De um lado os comerciantes que reclamam da venda de produtos sem nota fiscal na porta de suas lojas. De outro, os senegaleses que têm na venda dos seus produtos a garantia de renda para a sua sobrevivência e da sua família. Este foi o tema do programa Sem Segredo do último sábado (15).

 

Participaram do programa o presidente da Comissão de Cultura, Cidadania e Direitos Humanos, o vereador Fernando Rigon, e o coordenador de Fiscalização e Licenciamento da Prefeitura, Jorge Pires. A maioria dos ouvintes defende um espaço específico para os vendedores ambulantes, tanto senegaleses quanto artesãos. Mas acreditam que a venda deve ser regularizada para não prejudicar os demais empresários.

 

O agente fiscal Jorge Pires destacou que o número de vendedores aumentou devido as demissões na crise, sendo que 90% deles não são de Passo Fundo. Citou que na área da alimentação o mercado já está saturado, são recebidos uma média de 50 a 60 pedidos por mês para abertura de estabelecimentos em via pública.

Dados para análise:
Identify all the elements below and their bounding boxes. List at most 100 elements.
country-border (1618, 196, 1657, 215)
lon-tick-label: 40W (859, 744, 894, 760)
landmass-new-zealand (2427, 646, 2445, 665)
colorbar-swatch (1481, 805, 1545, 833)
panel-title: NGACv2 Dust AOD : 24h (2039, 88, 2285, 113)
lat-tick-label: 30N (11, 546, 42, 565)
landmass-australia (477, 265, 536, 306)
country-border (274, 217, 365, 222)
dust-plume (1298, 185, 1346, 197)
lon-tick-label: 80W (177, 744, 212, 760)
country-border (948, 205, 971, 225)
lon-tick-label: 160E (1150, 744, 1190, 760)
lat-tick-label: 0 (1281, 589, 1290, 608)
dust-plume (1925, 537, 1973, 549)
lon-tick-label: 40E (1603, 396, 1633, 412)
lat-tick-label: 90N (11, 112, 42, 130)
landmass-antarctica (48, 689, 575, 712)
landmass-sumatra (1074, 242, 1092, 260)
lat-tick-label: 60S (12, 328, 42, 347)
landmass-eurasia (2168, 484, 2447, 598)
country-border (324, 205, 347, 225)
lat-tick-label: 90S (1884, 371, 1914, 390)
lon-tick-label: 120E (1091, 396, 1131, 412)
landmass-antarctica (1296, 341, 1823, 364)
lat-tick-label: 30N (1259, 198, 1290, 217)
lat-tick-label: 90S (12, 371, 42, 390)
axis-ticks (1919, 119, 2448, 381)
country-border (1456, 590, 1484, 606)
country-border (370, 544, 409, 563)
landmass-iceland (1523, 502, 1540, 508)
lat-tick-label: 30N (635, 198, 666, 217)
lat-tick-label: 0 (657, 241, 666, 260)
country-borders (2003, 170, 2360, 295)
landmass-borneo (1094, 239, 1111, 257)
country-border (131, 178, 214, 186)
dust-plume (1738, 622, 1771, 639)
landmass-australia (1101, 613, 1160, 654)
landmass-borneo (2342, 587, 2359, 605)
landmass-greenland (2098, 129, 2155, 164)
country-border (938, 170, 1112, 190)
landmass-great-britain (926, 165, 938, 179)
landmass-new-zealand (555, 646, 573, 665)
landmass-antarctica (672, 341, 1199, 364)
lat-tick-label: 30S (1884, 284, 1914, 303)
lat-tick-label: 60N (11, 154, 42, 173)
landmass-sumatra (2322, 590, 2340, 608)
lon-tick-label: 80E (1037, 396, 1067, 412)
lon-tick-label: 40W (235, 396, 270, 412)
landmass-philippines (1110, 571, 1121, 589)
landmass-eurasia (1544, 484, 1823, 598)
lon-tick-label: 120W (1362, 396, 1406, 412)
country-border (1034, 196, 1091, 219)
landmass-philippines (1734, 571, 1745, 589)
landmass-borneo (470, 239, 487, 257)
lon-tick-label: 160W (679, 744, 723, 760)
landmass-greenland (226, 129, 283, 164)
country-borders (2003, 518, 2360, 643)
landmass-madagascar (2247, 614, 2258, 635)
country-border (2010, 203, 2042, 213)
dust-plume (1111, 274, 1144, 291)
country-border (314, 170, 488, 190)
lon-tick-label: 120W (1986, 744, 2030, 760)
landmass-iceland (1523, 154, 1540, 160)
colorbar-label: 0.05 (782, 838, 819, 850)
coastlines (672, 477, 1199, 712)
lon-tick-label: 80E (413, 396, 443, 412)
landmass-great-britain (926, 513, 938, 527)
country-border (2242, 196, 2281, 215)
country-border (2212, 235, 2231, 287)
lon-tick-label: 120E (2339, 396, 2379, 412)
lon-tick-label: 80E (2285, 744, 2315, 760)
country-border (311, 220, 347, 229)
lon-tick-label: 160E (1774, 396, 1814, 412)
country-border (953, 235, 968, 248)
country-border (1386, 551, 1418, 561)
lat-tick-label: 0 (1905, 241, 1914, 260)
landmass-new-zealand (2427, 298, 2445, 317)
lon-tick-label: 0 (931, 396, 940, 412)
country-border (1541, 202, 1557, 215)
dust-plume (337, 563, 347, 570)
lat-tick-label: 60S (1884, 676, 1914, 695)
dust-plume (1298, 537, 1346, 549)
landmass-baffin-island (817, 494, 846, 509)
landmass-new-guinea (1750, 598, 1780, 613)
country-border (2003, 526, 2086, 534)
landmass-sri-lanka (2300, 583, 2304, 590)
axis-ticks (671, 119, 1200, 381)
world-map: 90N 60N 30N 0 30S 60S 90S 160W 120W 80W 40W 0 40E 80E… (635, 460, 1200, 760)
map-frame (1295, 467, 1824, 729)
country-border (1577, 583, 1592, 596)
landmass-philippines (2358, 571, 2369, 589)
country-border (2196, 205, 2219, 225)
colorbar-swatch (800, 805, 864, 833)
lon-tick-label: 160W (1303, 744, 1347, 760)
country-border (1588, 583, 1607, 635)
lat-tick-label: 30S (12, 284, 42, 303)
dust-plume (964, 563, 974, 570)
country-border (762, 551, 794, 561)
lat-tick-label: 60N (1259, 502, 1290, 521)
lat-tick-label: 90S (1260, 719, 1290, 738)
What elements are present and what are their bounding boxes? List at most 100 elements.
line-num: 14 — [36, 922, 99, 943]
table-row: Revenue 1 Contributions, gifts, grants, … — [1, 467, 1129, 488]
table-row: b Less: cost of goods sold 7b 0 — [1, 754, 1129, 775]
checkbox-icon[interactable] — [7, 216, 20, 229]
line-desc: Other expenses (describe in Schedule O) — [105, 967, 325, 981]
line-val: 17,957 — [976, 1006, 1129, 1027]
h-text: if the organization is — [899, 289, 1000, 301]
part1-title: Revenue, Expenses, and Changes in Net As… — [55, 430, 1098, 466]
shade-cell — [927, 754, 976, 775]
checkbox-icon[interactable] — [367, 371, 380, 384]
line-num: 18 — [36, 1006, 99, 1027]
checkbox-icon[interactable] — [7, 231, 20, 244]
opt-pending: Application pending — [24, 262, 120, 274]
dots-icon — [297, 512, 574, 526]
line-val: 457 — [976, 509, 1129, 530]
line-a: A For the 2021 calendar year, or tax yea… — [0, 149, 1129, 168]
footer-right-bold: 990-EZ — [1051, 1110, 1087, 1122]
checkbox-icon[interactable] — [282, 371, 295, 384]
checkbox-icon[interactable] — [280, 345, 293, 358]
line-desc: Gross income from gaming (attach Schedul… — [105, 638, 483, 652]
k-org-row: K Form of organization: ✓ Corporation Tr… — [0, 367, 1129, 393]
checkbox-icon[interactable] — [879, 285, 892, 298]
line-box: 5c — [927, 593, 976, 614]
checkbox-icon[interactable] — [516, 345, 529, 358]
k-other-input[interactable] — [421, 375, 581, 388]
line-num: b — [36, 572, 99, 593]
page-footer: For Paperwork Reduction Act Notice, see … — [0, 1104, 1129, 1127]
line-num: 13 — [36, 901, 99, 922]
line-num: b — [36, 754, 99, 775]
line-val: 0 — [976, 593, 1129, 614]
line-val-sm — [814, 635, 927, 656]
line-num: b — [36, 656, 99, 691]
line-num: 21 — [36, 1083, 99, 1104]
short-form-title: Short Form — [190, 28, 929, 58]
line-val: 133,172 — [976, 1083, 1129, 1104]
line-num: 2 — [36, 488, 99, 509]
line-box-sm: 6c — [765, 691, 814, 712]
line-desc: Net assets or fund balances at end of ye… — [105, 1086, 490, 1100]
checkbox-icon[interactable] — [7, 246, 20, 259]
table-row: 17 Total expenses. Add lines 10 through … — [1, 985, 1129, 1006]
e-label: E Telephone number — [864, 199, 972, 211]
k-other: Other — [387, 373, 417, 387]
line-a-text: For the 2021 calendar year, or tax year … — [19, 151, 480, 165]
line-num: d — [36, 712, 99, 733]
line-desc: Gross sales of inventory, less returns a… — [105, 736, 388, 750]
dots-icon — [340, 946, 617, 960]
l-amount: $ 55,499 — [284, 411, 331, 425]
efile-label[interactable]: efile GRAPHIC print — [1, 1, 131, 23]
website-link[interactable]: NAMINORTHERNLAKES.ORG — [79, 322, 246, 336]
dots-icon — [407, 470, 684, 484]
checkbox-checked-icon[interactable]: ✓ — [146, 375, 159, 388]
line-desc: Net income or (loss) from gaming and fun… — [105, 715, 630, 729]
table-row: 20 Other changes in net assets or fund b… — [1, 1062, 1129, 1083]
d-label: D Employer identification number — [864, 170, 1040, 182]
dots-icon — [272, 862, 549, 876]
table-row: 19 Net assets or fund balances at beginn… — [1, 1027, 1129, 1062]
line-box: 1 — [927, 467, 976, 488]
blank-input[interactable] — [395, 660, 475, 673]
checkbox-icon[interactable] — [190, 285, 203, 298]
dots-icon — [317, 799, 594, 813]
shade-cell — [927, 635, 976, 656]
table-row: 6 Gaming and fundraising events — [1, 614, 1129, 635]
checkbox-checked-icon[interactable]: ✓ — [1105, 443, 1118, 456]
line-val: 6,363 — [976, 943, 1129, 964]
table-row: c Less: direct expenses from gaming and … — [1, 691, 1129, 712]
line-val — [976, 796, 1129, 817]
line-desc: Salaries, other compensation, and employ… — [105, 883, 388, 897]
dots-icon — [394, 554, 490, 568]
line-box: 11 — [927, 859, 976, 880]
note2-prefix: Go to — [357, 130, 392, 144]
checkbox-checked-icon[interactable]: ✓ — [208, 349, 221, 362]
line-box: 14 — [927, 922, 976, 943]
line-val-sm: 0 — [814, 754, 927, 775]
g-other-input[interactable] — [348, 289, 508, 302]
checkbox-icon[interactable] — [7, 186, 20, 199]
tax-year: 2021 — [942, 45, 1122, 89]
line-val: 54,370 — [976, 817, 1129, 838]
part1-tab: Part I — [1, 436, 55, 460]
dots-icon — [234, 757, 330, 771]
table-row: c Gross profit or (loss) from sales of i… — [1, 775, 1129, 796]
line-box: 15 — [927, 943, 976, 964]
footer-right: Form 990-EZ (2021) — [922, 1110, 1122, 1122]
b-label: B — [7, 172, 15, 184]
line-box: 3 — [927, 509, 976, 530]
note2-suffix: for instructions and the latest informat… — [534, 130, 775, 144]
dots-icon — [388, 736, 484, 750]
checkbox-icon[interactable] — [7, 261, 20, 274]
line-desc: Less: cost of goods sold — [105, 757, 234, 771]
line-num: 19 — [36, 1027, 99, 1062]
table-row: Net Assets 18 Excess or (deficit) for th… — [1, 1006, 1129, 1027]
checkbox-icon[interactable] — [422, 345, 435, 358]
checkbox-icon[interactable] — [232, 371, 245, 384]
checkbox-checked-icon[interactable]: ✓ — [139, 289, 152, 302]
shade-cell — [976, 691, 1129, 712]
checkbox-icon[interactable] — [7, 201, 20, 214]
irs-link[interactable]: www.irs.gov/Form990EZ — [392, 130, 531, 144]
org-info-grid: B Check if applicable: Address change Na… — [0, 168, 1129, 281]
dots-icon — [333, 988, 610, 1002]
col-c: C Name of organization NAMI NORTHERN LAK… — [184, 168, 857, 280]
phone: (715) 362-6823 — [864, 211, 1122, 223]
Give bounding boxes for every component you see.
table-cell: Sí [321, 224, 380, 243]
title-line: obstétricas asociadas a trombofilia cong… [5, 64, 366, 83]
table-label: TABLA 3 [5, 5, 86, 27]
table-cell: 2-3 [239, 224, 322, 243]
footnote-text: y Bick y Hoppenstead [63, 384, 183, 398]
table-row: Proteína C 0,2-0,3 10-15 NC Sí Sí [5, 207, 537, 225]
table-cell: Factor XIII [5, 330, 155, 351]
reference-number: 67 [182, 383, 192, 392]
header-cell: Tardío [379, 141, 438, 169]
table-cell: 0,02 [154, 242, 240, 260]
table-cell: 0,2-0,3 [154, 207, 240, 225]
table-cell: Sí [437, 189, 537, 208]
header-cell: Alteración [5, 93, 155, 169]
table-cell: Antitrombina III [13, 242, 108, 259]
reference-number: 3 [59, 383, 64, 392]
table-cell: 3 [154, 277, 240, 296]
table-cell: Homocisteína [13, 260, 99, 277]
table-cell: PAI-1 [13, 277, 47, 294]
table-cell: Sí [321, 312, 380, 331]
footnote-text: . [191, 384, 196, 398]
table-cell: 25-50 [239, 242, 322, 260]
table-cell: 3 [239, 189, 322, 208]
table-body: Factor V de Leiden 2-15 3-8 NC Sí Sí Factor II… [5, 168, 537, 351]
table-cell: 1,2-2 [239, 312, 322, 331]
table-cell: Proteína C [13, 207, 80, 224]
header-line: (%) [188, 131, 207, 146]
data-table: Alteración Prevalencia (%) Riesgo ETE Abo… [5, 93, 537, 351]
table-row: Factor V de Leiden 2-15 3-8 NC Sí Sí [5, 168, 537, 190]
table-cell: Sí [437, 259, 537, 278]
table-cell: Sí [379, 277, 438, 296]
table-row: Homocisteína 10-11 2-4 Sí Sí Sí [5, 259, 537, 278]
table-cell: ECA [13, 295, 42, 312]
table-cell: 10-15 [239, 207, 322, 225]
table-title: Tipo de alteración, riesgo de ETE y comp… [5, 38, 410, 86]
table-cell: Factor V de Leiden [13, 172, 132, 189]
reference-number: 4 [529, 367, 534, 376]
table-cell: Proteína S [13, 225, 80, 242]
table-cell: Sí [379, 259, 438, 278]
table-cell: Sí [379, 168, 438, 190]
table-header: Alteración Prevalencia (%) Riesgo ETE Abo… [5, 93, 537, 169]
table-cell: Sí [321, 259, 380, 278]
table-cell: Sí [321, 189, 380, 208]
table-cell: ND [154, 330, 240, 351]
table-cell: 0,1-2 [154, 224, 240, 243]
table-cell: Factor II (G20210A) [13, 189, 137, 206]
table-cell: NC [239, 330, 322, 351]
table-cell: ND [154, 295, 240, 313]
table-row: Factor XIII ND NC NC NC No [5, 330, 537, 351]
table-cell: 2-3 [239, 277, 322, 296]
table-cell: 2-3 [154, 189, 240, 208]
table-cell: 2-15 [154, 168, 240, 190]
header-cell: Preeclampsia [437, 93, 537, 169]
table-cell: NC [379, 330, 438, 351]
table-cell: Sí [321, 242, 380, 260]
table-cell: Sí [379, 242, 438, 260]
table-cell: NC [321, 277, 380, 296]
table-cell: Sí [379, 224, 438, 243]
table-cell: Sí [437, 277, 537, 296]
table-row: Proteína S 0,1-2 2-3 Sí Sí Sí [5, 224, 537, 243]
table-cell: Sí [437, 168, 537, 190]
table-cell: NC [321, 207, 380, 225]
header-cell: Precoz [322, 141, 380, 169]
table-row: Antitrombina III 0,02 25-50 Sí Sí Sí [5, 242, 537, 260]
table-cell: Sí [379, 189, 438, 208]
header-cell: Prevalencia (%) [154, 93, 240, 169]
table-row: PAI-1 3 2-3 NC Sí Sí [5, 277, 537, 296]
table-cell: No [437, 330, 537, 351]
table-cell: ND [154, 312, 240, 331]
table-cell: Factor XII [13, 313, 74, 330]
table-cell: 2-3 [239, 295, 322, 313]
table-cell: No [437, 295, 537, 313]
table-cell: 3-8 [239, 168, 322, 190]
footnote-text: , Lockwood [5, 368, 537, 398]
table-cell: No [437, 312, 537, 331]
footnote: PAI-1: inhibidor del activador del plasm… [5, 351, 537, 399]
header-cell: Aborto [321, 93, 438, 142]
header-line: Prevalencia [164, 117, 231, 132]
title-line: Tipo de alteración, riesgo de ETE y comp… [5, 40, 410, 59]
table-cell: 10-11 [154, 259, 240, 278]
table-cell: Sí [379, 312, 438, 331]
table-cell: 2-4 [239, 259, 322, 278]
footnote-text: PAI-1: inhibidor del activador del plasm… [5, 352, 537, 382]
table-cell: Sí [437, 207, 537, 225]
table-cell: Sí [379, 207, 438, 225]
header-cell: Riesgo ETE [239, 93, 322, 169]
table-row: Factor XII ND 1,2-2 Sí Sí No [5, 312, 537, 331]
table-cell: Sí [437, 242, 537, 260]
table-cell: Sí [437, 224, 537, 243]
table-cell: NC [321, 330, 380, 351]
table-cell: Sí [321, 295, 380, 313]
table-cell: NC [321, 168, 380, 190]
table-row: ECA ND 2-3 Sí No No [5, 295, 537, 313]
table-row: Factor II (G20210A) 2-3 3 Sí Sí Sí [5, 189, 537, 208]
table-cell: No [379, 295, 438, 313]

Tarefas do exercício:
1. Você pode repetir, palavra por palavra, a parte da reportagem sobre os vendedores ambulantes que vai de "De um lado os" até "último sábado (15).", incluindo esse final?
2. Como prossegue a reportagem sobre os vendedores ambulantes depois da última frase apresentada? Dê continuidade a ela a partir desse ponto.

Problemas resolvidos:
1.
De um lado os comerciantes que reclamam da venda de produtos sem nota fiscal na porta de suas lojas. De outro, os senegaleses que têm na venda dos seus produtos a garantia de renda para a sua sobrevivência e da sua família. Este foi o tema do programa Sem Segredo do último sábado (15).

2.
Muitos não esperam o pedido ser aprovado, sendo apenas 32 regularizados. Jorge Pires relatou que o grande problema é que muitos são fiscalizados e multados, mas logo voltam a vender, novamente, sem a regularização.

 

O vereador Fernando Rigon defendeu que a legislação deve ser cumprida, destacando que os imigrantes precisam respeitar as leis nacionais. Destacou que grande parte da população compra produtos dos vendedores ambulantes, alimentando o comércio ilegal. O vereador disse que o tema shopping popular é pauta das reuniões da comissão e a possibilidade está sendo discutida. Pediu que a população participe das reuniões, manifestando a sua opinião e pressionando os vereadores.